Texte présenté –

━━━━━━━━━━━━━━━━━━━━

Avec Slash, France Télévisions veut séduire les 18-30 ans

Le 06/02/2018 à 20:00 par Thierry Wojciak

France Télévisions a présenté mardi Slash, sa toute nouvelle offre numérique avec laquelle elle espère attirer les 18-30 ans en adoptant les codes propres aux pure players. En ligne depuis lundi, Slash se veut une « offre généraliste », décrit par le groupe comme « un média numérique 100% gratuit de service public à destination des jeunes adultes », a ainsi expliqué Tiphaine de Raguenel, directrice de l’antenne et des programmes de France 4 et chargée depuis un an du développement du projet. « Ce sont les étapes de vie dans lesquelles ces jeunes sont et leurs centres d’intérêt qui nous intéressent », souligne-t-elle, avec un credo : « « être utile et présent dans le quotidien de ce public ». La nouvelle offre propose une palette de programmes adaptés au web et aux réseaux sociaux, publiés à la fois sur la plateforme vidéo France.tv, sur YouTube, Facebook et très bientôt Instagram ou encore Snapchat. Elle épouse les codes des web-séries, des chaînes YouTube ou des réseaux sociaux, adaptée aux canaux sur lesquels ces programmes seront visibles. Dans les faits, les programmes mêleront fictions, documentaires et reportages, et chroniques vidéos, comme Sexy Soucis, dans laquelle la blogueuse Diane Saint Riquier répond à des questions sur la sexualité. « Nous souhaitons que les programmes soient le plus souvent incarnés, avec des expériences positives », insiste Mme de Raguenel. Côté fiction, Slash a commencé à diffuser l'adaptation française de la série norvégienne Skam, qui racontes les aventures de lycéennes via des petites pastilles quotidiennes qui sont diffusées sur france.tv et Facebook, à l'heure où l'action est censée se dérouler. Elles sont regroupées dans un épisode hebdomadaire de 26 minutes, diffusé chaque vendredi, et le tout est complété par des comptes Instagram constamment alimentés. La quasi-totalité des contenus de Slash seront inédits et exclusifs à la plateforme, même si certains pourront passer ultérieurement sur une chaîne du groupe (comme Skam France, qui arrivera dans 3 semaines sur France 4).

━━━━━━━━━━━━━━━━━━━━

(Données de segmentation de page)
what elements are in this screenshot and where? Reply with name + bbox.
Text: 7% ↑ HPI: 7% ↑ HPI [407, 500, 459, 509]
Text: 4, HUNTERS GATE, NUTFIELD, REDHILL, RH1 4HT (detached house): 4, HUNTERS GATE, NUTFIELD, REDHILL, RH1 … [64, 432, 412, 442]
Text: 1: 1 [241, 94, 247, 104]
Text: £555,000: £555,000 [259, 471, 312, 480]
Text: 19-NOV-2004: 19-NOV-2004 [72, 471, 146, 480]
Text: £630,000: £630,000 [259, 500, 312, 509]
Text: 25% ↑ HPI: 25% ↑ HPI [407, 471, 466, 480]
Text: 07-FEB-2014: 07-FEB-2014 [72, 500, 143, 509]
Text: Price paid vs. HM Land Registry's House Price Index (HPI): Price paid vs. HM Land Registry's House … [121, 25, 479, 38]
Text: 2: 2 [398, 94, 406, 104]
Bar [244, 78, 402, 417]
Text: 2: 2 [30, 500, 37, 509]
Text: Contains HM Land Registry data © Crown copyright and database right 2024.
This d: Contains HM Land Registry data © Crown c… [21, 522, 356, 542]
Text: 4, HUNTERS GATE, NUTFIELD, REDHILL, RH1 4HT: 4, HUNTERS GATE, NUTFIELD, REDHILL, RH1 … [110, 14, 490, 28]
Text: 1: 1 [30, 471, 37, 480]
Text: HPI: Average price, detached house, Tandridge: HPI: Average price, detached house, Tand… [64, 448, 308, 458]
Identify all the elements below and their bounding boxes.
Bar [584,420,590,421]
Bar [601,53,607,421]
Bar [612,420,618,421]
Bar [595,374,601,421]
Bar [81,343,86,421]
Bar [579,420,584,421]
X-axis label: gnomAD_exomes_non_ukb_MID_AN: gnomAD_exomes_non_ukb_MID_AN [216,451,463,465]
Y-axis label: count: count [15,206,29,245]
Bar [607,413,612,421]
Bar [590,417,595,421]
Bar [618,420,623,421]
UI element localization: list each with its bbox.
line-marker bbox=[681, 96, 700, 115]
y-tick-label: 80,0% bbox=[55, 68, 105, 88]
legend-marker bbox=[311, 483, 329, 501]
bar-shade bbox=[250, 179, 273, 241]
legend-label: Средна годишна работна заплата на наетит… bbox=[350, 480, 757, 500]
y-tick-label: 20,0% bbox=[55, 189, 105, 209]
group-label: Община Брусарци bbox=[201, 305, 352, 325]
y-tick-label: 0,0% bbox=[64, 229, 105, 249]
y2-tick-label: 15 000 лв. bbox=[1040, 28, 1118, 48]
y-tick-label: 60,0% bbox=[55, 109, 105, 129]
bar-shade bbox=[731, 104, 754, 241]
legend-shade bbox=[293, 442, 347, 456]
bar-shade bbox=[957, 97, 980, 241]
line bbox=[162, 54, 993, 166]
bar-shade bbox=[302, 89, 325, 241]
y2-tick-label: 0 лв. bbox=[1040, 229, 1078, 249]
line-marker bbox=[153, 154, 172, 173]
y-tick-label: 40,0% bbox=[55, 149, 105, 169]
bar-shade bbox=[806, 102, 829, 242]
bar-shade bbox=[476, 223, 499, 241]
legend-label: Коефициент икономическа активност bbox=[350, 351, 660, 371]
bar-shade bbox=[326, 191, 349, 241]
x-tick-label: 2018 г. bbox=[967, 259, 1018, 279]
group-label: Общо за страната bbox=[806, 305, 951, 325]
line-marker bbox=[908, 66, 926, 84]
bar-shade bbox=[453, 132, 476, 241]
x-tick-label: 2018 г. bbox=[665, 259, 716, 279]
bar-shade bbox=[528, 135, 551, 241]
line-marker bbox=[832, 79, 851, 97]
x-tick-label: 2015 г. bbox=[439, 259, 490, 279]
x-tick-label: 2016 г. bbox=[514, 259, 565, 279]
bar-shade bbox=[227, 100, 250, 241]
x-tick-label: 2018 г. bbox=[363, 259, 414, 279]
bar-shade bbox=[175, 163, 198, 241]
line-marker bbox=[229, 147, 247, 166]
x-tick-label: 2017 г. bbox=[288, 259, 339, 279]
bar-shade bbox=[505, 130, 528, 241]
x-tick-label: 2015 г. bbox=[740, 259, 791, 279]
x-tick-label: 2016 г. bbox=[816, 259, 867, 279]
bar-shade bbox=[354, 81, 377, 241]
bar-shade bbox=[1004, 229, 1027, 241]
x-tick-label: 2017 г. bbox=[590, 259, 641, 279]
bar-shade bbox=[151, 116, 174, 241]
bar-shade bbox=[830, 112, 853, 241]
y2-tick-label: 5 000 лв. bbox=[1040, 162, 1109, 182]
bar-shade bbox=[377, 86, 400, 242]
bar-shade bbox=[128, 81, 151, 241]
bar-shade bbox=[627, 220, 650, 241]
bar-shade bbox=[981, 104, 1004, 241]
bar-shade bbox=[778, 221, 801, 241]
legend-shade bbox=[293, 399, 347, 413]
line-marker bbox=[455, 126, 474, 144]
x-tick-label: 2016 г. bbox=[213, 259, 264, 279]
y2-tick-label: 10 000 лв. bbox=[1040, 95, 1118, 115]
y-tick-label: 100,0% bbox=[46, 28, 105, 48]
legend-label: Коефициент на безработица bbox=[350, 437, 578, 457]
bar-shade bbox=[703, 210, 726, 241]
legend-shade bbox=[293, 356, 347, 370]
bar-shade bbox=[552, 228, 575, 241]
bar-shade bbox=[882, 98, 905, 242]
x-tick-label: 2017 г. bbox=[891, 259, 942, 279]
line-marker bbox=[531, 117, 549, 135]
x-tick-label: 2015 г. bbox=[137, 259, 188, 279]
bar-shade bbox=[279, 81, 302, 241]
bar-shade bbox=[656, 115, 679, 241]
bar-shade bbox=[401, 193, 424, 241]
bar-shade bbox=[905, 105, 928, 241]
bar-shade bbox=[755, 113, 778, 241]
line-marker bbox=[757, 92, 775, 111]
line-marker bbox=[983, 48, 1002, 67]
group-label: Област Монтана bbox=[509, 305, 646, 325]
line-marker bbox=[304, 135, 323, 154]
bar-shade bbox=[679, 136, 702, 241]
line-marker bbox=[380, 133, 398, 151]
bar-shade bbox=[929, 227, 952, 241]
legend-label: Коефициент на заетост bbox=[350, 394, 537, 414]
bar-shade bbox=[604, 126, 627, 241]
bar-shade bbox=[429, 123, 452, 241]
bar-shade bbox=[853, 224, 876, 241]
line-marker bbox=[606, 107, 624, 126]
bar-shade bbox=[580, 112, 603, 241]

━━━━━━━━━━━━━━━━━━━━

Votre objectif – D'après la phrase du texte sur Slash qui commence par « La nouvelle offre propose », relevez toutes les plateformes sur lesquelles les programmes sont ou seront publiés. Les lignes forment un matériau distinct du texte.

Résultat attendu – France.tv, YouTube, Facebook, Instagram, Snapchat